Written problem: Only a number is expected: how many lines in the data below contain the word "text".

Task input:
************

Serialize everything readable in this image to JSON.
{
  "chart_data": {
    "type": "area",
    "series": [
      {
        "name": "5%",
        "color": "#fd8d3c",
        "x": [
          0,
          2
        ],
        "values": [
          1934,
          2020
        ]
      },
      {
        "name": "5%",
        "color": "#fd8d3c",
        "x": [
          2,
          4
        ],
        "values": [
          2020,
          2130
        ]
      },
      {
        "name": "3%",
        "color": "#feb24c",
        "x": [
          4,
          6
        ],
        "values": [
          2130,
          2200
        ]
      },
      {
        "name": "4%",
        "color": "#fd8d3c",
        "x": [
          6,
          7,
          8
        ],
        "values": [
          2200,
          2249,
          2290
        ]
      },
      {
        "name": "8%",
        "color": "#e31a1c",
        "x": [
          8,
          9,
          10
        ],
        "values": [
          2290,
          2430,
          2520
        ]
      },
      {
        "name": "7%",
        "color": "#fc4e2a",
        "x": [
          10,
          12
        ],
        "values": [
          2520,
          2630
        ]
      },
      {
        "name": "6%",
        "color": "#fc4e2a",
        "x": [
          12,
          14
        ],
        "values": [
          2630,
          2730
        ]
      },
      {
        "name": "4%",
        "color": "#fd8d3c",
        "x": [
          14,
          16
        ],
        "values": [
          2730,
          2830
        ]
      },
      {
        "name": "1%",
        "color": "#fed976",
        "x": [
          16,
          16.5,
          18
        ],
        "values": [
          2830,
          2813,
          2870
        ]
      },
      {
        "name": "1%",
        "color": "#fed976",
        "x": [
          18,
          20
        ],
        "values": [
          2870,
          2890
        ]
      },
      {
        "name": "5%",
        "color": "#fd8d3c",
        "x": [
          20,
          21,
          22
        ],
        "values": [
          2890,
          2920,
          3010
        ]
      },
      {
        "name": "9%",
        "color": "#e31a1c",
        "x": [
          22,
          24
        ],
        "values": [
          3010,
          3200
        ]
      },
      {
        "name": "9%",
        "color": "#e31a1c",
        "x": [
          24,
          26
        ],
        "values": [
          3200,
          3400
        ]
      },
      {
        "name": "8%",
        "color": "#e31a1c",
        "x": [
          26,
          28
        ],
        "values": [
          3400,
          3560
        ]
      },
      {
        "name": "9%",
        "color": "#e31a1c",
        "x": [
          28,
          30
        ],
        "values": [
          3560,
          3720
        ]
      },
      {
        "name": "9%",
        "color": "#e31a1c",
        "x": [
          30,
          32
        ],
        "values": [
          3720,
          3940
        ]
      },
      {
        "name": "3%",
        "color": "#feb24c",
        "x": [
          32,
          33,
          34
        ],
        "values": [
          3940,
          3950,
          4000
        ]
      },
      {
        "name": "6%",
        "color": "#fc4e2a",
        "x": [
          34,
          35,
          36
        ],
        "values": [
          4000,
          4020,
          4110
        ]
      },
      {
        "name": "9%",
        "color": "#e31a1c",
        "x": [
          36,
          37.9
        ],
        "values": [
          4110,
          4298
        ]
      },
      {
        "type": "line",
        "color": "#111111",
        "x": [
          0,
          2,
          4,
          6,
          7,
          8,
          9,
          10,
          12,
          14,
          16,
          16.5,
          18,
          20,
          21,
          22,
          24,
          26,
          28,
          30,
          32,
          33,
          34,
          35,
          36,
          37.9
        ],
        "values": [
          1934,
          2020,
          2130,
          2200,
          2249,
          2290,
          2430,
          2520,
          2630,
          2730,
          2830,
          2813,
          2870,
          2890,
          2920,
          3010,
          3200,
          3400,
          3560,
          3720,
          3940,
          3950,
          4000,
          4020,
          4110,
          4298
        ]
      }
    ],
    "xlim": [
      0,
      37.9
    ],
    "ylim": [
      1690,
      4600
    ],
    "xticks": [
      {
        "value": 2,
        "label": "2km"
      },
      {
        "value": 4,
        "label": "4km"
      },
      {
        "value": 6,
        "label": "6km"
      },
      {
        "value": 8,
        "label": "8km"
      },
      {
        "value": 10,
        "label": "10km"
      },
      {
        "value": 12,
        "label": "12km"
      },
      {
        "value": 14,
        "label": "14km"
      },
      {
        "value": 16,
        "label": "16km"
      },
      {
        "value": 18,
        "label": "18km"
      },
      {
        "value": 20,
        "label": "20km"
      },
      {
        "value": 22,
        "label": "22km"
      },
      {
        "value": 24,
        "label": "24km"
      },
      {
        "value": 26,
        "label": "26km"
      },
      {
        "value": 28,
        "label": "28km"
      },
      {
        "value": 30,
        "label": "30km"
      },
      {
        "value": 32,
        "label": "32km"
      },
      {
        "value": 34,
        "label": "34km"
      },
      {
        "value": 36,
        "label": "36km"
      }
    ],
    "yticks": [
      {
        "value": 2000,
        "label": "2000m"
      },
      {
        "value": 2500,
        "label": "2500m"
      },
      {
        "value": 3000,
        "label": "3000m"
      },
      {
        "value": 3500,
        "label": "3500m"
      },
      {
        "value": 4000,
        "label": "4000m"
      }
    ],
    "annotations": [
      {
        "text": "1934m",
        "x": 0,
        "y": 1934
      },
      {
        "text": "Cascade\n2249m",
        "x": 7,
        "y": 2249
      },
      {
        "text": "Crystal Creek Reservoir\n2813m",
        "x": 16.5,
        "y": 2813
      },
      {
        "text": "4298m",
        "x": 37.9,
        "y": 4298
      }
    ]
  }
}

************

Complete output: 4